Pick out all lines with the word "name" from the records that follow.
## start ENTRIES
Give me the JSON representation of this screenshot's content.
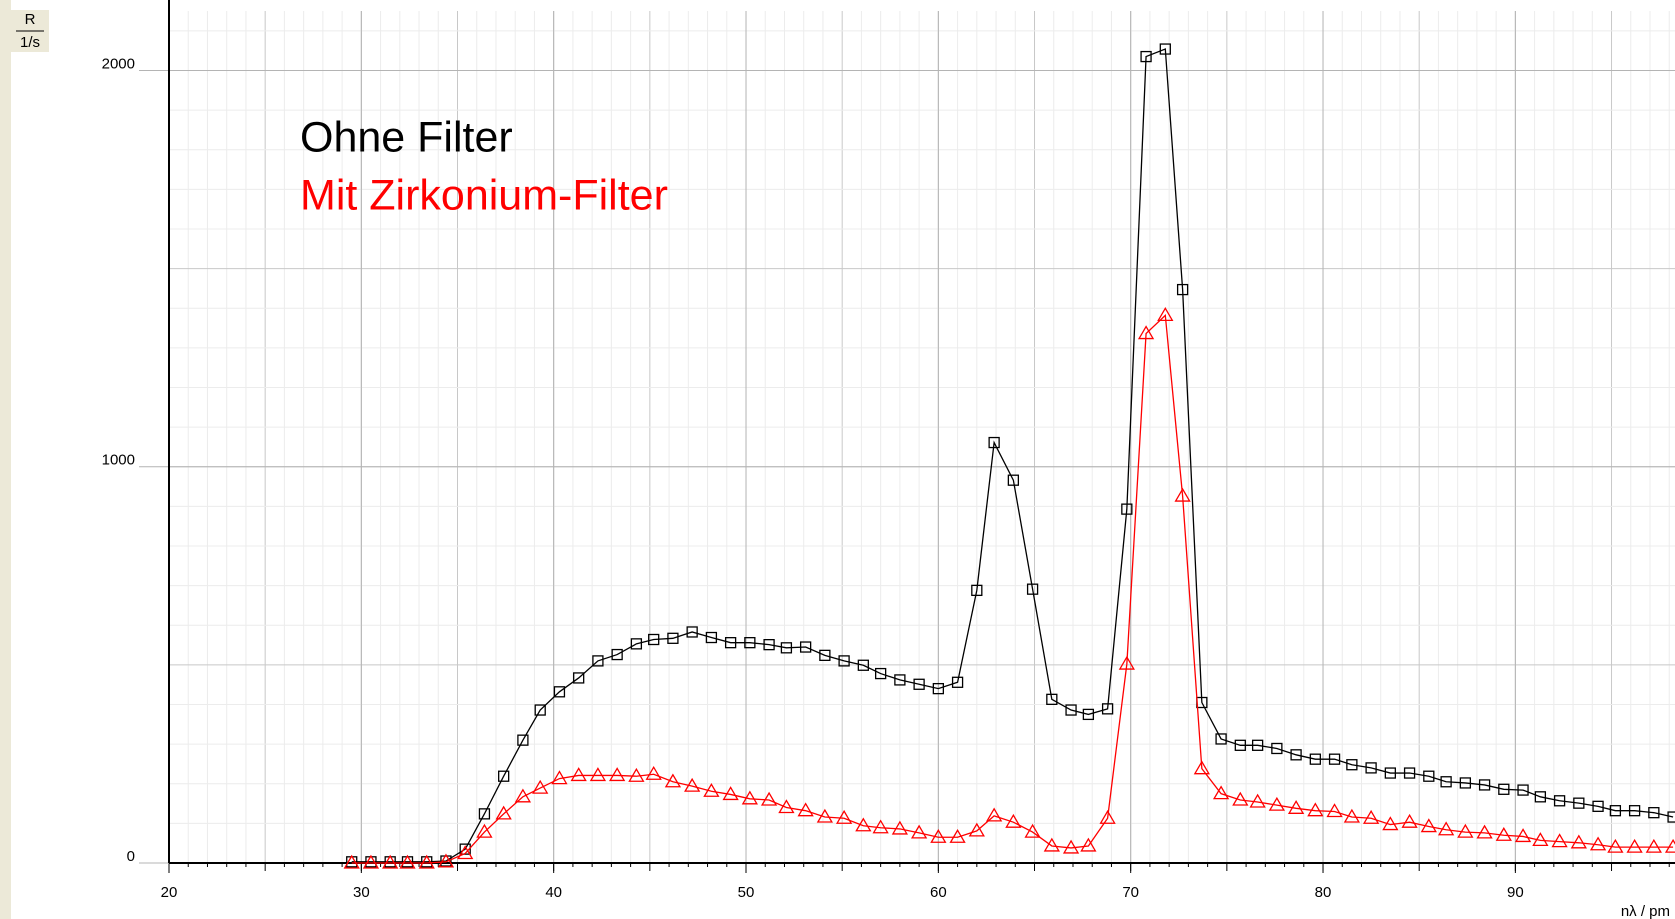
{
  "chart_data": {
    "type": "line",
    "y_label": "R",
    "y_unit": "1/s",
    "x_label": "nλ / pm",
    "x": [
      29.5,
      30.5,
      31.5,
      32.4,
      33.4,
      34.4,
      35.4,
      36.4,
      37.4,
      38.4,
      39.3,
      40.3,
      41.3,
      42.3,
      43.3,
      44.3,
      45.2,
      46.2,
      47.2,
      48.2,
      49.2,
      50.2,
      51.2,
      52.1,
      53.1,
      54.1,
      55.1,
      56.1,
      57.0,
      58.0,
      59.0,
      60.0,
      61.0,
      62.0,
      62.9,
      63.9,
      64.9,
      65.9,
      66.9,
      67.8,
      68.8,
      69.8,
      70.8,
      71.8,
      72.7,
      73.7,
      74.7,
      75.7,
      76.6,
      77.6,
      78.6,
      79.6,
      80.6,
      81.5,
      82.5,
      83.5,
      84.5,
      85.5,
      86.4,
      87.4,
      88.4,
      89.4,
      90.4,
      91.3,
      92.3,
      93.3,
      94.3,
      95.2,
      96.2,
      97.2,
      98.2
    ],
    "series": [
      {
        "name": "Ohne Filter",
        "color": "#000000",
        "marker": "square",
        "values": [
          3,
          3,
          3,
          3,
          3,
          5,
          35,
          124,
          219,
          310,
          386,
          432,
          467,
          510,
          526,
          553,
          564,
          567,
          583,
          569,
          556,
          556,
          551,
          543,
          545,
          524,
          510,
          499,
          478,
          462,
          451,
          440,
          456,
          688,
          1061,
          966,
          691,
          413,
          386,
          375,
          389,
          893,
          2035,
          2054,
          1447,
          405,
          313,
          297,
          297,
          289,
          273,
          262,
          262,
          248,
          240,
          227,
          227,
          219,
          205,
          202,
          197,
          186,
          184,
          167,
          157,
          151,
          143,
          132,
          132,
          127,
          116
        ]
      },
      {
        "name": "Mit Zirkonium-Filter",
        "color": "#ff0000",
        "marker": "triangle",
        "values": [
          0,
          0,
          0,
          0,
          0,
          3,
          24,
          78,
          124,
          167,
          189,
          213,
          221,
          221,
          221,
          219,
          224,
          205,
          194,
          181,
          173,
          162,
          159,
          140,
          132,
          116,
          113,
          94,
          89,
          86,
          76,
          65,
          65,
          81,
          119,
          103,
          78,
          43,
          38,
          43,
          113,
          502,
          1336,
          1382,
          926,
          238,
          175,
          159,
          154,
          146,
          138,
          132,
          130,
          116,
          113,
          97,
          103,
          92,
          84,
          78,
          76,
          70,
          67,
          57,
          54,
          51,
          46,
          40,
          40,
          40,
          40
        ]
      }
    ],
    "xlim": [
      20,
      98.3
    ],
    "ylim": [
      0,
      2150
    ],
    "xticks": [
      20,
      30,
      40,
      50,
      60,
      70,
      80,
      90
    ],
    "yticks": [
      0,
      1000,
      2000
    ],
    "grid": true
  }
}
## end ENTRIES
◆ TASK SOLUTION
        "name": "Ohne Filter",
        "name": "Mit Zirkonium-Filter",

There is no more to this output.